> _RECORDS SHOWN_
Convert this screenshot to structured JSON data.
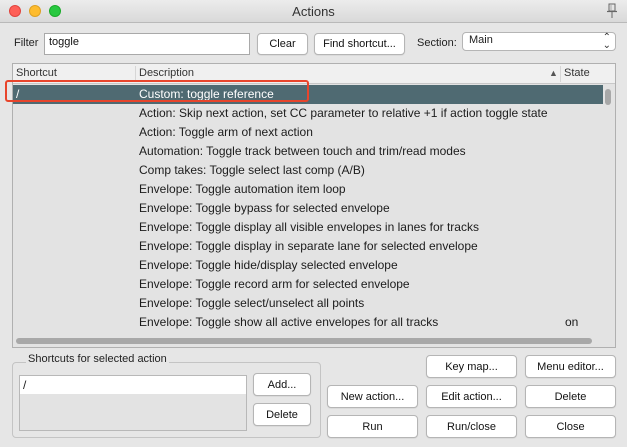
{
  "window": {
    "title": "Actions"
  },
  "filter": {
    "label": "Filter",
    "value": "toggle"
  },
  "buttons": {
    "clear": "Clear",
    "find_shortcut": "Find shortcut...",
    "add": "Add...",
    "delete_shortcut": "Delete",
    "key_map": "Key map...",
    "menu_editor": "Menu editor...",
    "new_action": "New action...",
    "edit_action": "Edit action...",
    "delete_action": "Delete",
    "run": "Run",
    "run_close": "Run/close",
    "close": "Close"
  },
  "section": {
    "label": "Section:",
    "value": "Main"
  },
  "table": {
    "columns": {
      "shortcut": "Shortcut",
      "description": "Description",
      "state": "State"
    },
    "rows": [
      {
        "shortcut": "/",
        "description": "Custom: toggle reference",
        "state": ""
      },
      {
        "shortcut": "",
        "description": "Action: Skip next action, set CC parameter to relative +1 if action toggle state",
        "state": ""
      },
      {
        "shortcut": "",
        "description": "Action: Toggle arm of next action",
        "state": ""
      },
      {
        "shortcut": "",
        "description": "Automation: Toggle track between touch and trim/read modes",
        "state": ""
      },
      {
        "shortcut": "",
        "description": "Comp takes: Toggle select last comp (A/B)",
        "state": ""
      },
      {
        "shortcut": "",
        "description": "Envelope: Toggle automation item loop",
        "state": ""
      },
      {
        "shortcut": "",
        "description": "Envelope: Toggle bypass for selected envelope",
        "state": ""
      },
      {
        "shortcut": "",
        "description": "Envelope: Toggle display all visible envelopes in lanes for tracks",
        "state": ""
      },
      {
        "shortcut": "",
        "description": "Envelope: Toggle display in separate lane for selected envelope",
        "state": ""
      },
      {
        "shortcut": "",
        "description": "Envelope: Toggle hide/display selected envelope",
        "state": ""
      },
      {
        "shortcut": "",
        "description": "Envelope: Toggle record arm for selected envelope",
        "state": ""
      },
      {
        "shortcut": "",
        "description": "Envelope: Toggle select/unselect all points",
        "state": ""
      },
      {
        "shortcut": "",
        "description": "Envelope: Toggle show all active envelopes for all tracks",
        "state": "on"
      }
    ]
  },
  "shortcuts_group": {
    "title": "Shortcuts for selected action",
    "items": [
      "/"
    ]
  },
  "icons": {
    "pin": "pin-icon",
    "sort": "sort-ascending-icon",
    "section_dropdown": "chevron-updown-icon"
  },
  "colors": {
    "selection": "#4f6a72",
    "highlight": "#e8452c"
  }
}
==
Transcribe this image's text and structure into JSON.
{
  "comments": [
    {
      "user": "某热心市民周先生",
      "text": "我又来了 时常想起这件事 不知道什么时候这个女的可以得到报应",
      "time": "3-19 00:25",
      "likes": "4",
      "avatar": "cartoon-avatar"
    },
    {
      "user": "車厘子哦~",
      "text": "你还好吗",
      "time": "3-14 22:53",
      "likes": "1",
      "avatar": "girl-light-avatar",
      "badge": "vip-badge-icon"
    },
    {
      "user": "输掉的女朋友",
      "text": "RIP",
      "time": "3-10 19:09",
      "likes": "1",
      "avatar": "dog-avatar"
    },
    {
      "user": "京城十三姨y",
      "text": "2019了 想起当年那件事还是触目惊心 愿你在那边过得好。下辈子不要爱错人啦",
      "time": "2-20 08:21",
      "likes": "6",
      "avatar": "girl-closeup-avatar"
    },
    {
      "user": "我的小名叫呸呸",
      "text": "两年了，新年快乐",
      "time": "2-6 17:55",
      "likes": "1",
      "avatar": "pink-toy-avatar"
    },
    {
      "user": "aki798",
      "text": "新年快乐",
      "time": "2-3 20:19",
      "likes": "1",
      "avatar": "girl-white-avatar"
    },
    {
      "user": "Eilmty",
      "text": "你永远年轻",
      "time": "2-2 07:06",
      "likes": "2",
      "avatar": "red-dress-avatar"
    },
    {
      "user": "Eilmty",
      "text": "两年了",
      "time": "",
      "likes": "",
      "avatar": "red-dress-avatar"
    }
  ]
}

> _WHAT TO WORK ON_
Find "selected". Copy every line it occurs in.

> _COMPLETE ANSWER_
        "description": "Envelope: Toggle bypass for selected envelope",
        "description": "Envelope: Toggle display in separate lane for selected envelope",
        "description": "Envelope: Toggle hide/display selected envelope",
        "description": "Envelope: Toggle record arm for selected envelope",
    "title": "Shortcuts for selected action",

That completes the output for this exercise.